• [Data shown]:
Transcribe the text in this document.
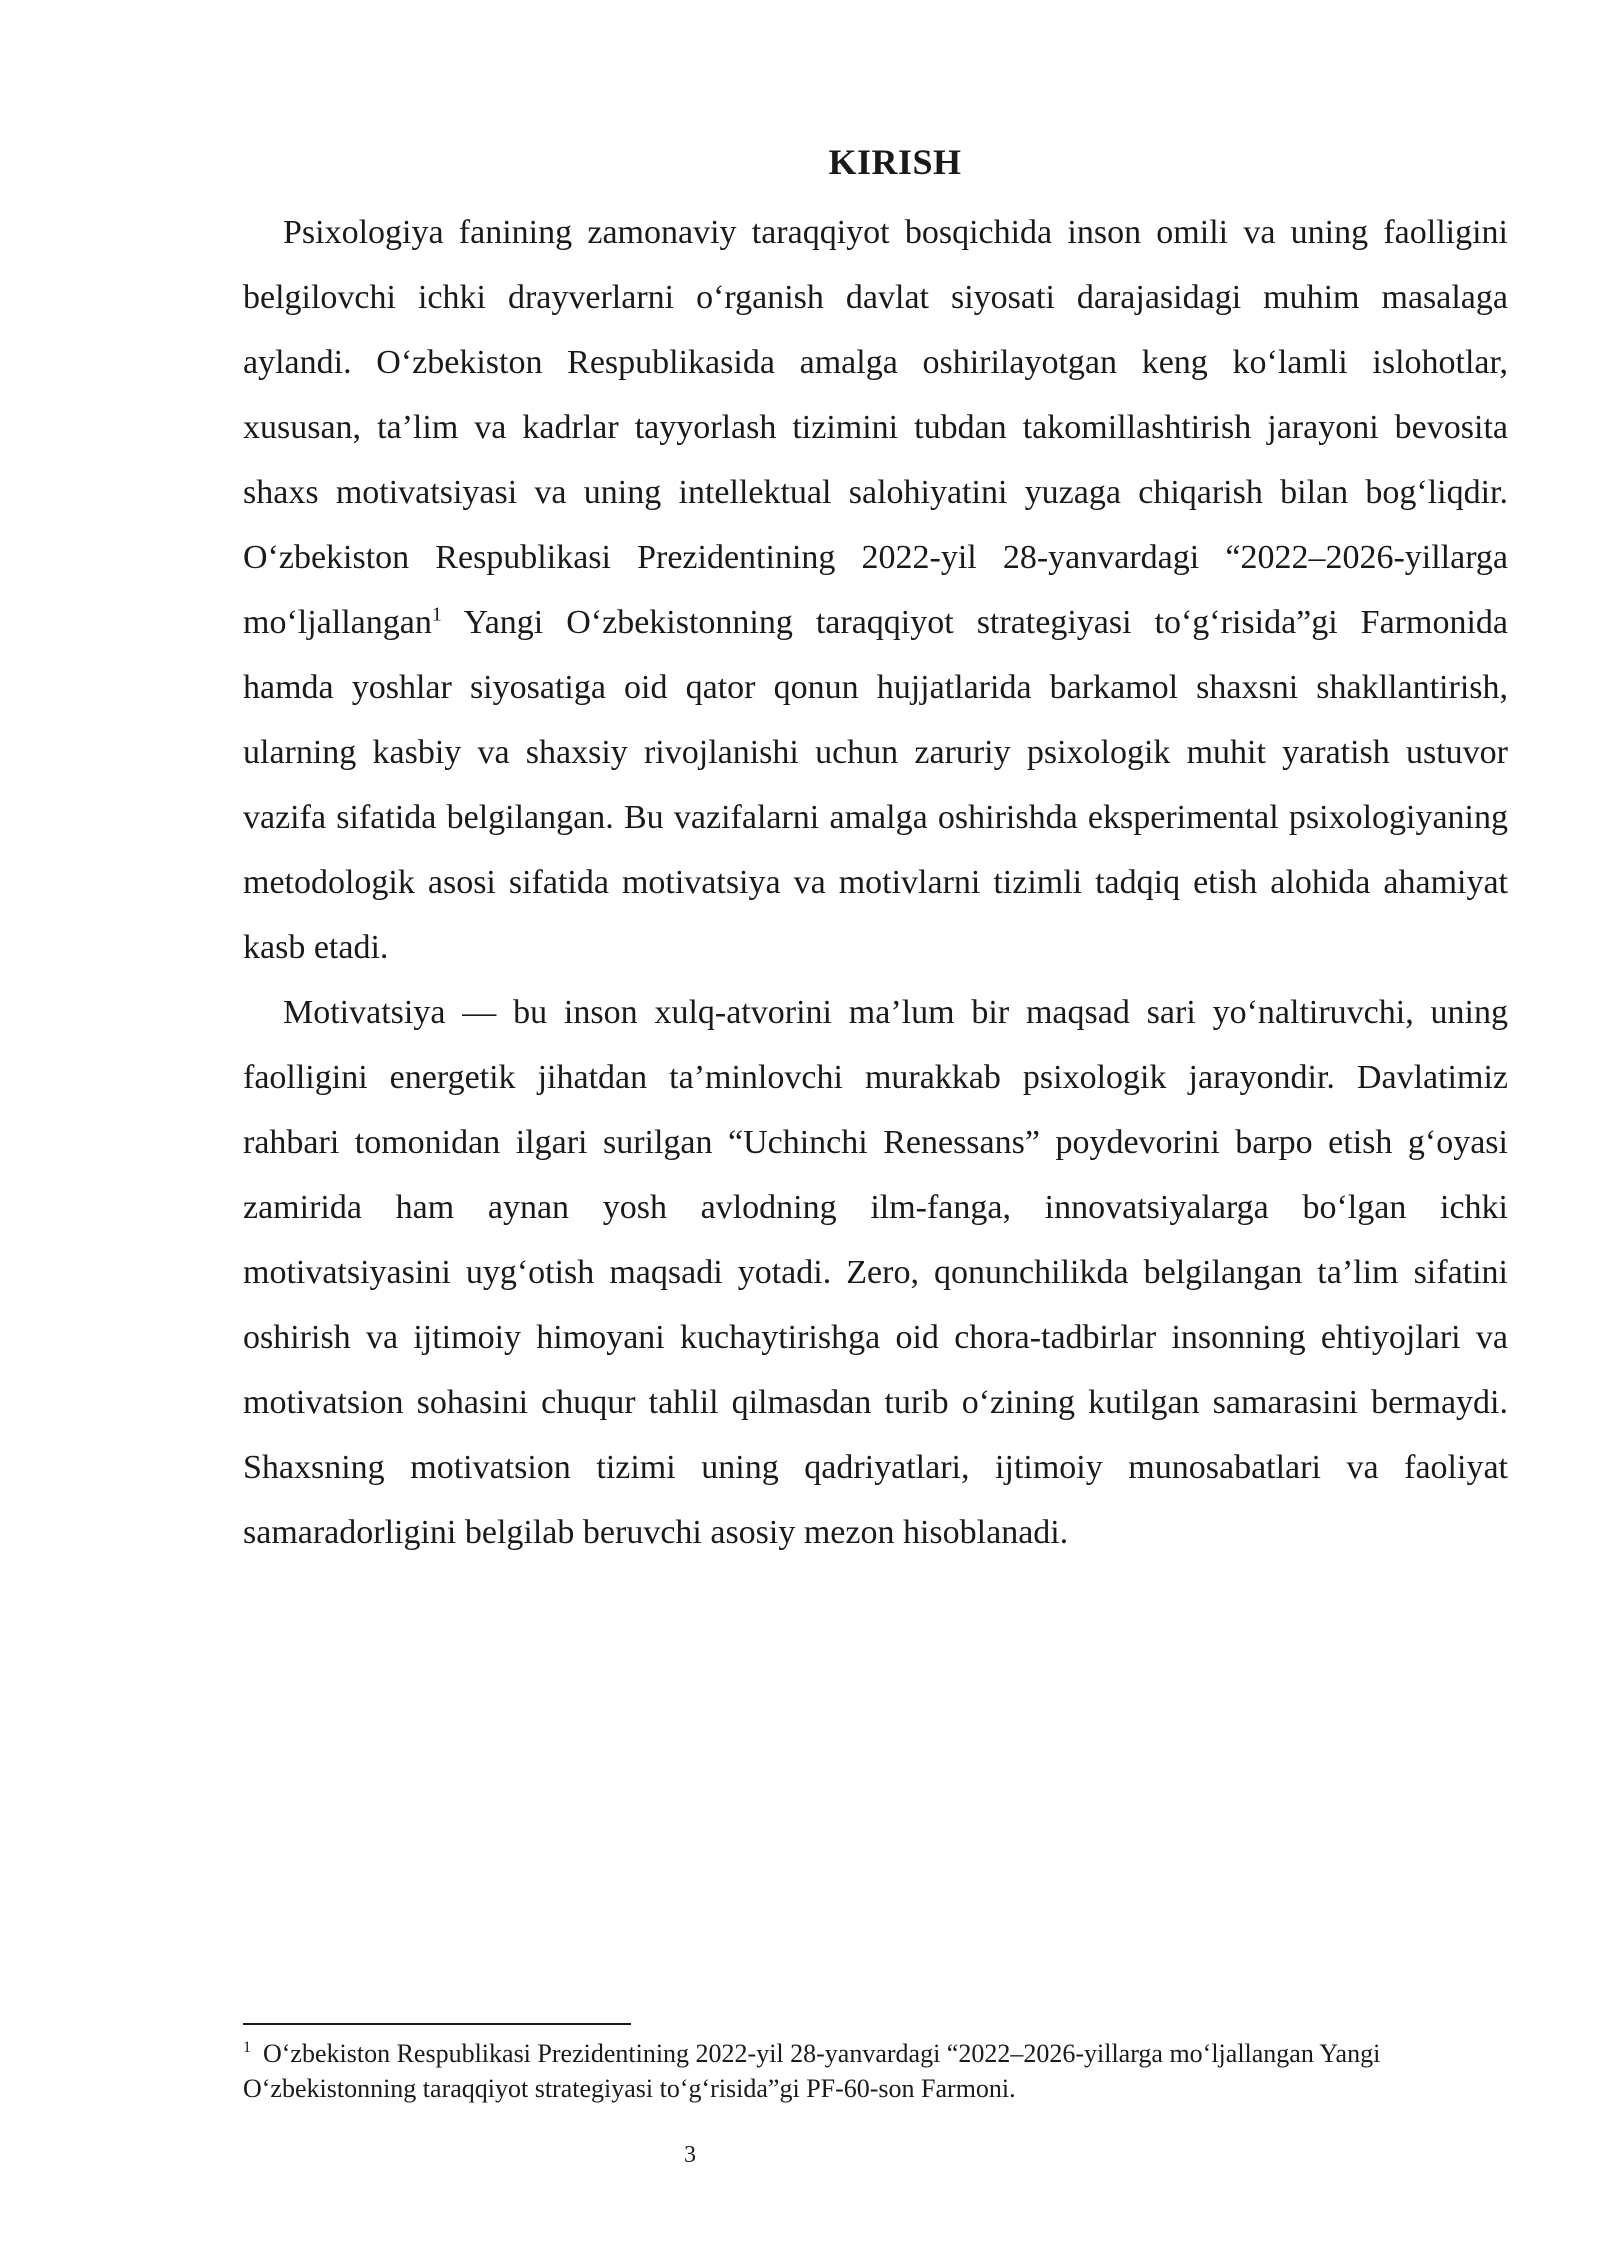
KIRISH

Psixologiya fanining zamonaviy taraqqiyot bosqichida inson omili va uning faolligini belgilovchi ichki drayverlarni o‘rganish davlat siyosati darajasidagi muhim masalaga aylandi. O‘zbekiston Respublikasida amalga oshirilayotgan keng ko‘lamli islohotlar, xususan, ta’lim va kadrlar tayyorlash tizimini tubdan takomillashtirish jarayoni bevosita shaxs motivatsiyasi va uning intellektual salohiyatini yuzaga chiqarish bilan bog‘liqdir. O‘zbekiston Respublikasi Prezidentining 2022-yil 28-yanvardagi “2022–2026-yillarga mo‘ljallangan$^1$ Yangi O‘zbekistonning taraqqiyot strategiyasi to‘g‘risida”gi Farmonida hamda yoshlar siyosatiga oid qator qonun hujjatlarida barkamol shaxsni shakllantirish, ularning kasbiy va shaxsiy rivojlanishi uchun zaruriy psixologik muhit yaratish ustuvor vazifa sifatida belgilangan. Bu vazifalarni amalga oshirishda eksperimental psixologiyaning metodologik asosi sifatida motivatsiya va motivlarni tizimli tadqiq etish alohida ahamiyat kasb etadi.

Motivatsiya — bu inson xulq-atvorini ma’lum bir maqsad sari yo‘naltiruvchi, uning faolligini energetik jihatdan ta’minlovchi murakkab psixologik jarayondir. Davlatimiz rahbari tomonidan ilgari surilgan “Uchinchi Renessans” poydevorini barpo etish g‘oyasi zamirida ham aynan yosh avlodning ilm-fanga, innovatsiyalarga bo‘lgan ichki motivatsiyasini uyg‘otish maqsadi yotadi. Zero, qonunchilikda belgilangan ta’lim sifatini oshirish va ijtimoiy himoyani kuchaytirishga oid chora-tadbirlar insonning ehtiyojlari va motivatsion sohasini chuqur tahlil qilmasdan turib o‘zining kutilgan samarasini bermaydi. Shaxsning motivatsion tizimi uning qadriyatlari, ijtimoiy munosabatlari va faoliyat samaradorligini belgilab beruvchi asosiy mezon hisoblanadi.

$^1$ O‘zbekiston Respublikasi Prezidentining 2022-yil 28-yanvardagi “2022–2026-yillarga mo‘ljallangan Yangi O‘zbekistonning taraqqiyot strategiyasi to‘g‘risida”gi PF-60-son Farmoni.
3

• [Given exercise]:
Reproduce all of the entries word for word, skipping any pictures they hold.

• [The result]:
Transcribe the text in this document.
KIRISH

Psixologiya fanining zamonaviy taraqqiyot bosqichida inson omili va uning faolligini belgilovchi ichki drayverlarni o‘rganish davlat siyosati darajasidagi muhim masalaga aylandi. O‘zbekiston Respublikasida amalga oshirilayotgan keng ko‘lamli islohotlar, xususan, ta’lim va kadrlar tayyorlash tizimini tubdan takomillashtirish jarayoni bevosita shaxs motivatsiyasi va uning intellektual salohiyatini yuzaga chiqarish bilan bog‘liqdir. O‘zbekiston Respublikasi Prezidentining 2022-yil 28-yanvardagi “2022–2026-yillarga mo‘ljallangan$^1$ Yangi O‘zbekistonning taraqqiyot strategiyasi to‘g‘risida”gi Farmonida hamda yoshlar siyosatiga oid qator qonun hujjatlarida barkamol shaxsni shakllantirish, ularning kasbiy va shaxsiy rivojlanishi uchun zaruriy psixologik muhit yaratish ustuvor vazifa sifatida belgilangan. Bu vazifalarni amalga oshirishda eksperimental psixologiyaning metodologik asosi sifatida motivatsiya va motivlarni tizimli tadqiq etish alohida ahamiyat kasb etadi.

Motivatsiya — bu inson xulq-atvorini ma’lum bir maqsad sari yo‘naltiruvchi, uning faolligini energetik jihatdan ta’minlovchi murakkab psixologik jarayondir. Davlatimiz rahbari tomonidan ilgari surilgan “Uchinchi Renessans” poydevorini barpo etish g‘oyasi zamirida ham aynan yosh avlodning ilm-fanga, innovatsiyalarga bo‘lgan ichki motivatsiyasini uyg‘otish maqsadi yotadi. Zero, qonunchilikda belgilangan ta’lim sifatini oshirish va ijtimoiy himoyani kuchaytirishga oid chora-tadbirlar insonning ehtiyojlari va motivatsion sohasini chuqur tahlil qilmasdan turib o‘zining kutilgan samarasini bermaydi. Shaxsning motivatsion tizimi uning qadriyatlari, ijtimoiy munosabatlari va faoliyat samaradorligini belgilab beruvchi asosiy mezon hisoblanadi.

$^1$ O‘zbekiston Respublikasi Prezidentining 2022-yil 28-yanvardagi “2022–2026-yillarga mo‘ljallangan Yangi O‘zbekistonning taraqqiyot strategiyasi to‘g‘risida”gi PF-60-son Farmoni.
3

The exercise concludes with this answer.